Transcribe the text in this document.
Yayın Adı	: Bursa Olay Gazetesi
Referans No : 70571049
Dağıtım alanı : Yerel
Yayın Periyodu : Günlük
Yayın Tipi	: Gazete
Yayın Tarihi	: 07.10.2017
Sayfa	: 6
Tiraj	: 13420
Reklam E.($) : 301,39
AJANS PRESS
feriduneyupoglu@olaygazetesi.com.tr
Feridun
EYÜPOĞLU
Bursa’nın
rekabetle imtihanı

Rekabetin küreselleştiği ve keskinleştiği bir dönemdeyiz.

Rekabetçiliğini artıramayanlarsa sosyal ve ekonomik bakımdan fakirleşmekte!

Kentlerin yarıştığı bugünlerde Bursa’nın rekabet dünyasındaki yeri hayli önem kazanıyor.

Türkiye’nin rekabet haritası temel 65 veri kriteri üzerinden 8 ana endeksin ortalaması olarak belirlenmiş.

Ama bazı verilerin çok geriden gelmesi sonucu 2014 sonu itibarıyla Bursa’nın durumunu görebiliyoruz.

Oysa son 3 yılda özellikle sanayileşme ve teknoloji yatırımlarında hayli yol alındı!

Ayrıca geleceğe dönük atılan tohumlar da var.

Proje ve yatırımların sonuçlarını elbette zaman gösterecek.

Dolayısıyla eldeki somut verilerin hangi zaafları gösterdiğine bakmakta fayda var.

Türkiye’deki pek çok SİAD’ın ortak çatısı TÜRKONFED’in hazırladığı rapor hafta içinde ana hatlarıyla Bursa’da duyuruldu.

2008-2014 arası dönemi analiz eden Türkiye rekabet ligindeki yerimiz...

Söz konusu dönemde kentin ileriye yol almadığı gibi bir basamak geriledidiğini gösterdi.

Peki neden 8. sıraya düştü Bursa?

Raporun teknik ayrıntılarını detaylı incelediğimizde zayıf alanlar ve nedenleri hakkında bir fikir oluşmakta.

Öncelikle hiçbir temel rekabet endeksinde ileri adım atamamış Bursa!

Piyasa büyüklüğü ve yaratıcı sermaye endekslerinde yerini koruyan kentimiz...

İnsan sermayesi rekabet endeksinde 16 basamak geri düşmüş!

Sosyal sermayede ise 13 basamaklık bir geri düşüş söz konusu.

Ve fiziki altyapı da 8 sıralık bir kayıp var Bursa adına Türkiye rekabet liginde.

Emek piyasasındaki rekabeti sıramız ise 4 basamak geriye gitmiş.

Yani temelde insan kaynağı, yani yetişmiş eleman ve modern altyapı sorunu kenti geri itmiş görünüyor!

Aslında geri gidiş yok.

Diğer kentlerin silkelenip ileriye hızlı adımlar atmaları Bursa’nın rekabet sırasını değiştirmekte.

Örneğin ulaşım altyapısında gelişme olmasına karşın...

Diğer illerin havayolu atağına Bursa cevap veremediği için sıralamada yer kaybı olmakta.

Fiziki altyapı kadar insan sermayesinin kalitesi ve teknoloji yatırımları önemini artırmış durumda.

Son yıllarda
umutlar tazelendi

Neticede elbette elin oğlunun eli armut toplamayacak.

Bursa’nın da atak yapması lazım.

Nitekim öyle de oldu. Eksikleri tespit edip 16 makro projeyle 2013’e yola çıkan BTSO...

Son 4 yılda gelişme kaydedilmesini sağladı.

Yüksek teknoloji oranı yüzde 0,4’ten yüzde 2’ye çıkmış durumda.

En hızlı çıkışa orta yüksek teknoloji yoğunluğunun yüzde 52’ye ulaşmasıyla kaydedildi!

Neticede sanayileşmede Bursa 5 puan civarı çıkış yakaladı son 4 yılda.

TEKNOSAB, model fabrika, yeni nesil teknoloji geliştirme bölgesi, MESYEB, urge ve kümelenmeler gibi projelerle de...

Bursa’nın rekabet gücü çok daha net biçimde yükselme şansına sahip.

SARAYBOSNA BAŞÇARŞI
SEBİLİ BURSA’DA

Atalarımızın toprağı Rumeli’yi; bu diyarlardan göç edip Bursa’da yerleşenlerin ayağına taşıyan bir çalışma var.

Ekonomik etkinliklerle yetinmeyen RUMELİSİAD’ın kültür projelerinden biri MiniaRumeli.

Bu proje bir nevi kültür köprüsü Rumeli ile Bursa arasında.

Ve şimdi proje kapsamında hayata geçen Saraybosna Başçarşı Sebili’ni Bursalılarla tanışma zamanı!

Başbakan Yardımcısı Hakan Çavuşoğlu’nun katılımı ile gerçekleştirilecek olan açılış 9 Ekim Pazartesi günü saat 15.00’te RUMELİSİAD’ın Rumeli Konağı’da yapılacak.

|---|

What needs to be done: Copy out every line holding the string "kültür".

Solution for this exercise:
Ekonomik etkinliklerle yetinmeyen RUMELİSİAD’ın kültür projelerinden biri MiniaRumeli.
Bu proje bir nevi kültür köprüsü Rumeli ile Bursa arasında.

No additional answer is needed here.